- _OBJECTIVE_: Which lines in the material below contain the word "وأما"? Copy each of them.

********************

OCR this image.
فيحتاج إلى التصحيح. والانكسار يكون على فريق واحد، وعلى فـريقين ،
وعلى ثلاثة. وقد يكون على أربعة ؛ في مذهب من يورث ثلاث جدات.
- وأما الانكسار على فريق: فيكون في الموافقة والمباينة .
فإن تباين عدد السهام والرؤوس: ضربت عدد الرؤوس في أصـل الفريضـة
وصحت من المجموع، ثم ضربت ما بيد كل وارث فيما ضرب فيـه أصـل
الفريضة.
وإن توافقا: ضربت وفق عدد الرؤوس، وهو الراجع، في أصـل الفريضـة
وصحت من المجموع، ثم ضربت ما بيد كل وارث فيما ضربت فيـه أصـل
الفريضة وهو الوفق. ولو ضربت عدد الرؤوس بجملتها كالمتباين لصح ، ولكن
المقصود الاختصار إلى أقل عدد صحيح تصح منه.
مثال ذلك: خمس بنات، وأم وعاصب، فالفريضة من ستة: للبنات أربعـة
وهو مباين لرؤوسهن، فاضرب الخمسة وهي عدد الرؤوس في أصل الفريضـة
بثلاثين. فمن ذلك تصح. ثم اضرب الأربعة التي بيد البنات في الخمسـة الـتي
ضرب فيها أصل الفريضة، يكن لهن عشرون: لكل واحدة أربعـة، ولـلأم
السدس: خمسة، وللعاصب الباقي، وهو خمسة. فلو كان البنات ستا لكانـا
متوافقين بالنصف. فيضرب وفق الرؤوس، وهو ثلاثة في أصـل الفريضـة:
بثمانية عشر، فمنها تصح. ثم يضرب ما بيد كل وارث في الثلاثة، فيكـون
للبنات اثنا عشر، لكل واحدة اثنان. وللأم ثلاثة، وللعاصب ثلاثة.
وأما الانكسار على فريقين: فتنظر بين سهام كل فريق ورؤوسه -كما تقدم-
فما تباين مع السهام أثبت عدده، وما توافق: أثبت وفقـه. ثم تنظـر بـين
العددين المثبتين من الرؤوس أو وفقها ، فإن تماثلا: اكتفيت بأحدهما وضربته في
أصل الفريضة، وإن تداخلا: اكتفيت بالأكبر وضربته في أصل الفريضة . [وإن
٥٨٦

********************

- _TASK RESPONSE_:
- وأما الانكسار على فريق: فيكون في الموافقة والمباينة .
وأما الانكسار على فريقين: فتنظر بين سهام كل فريق ورؤوسه -كما تقدم-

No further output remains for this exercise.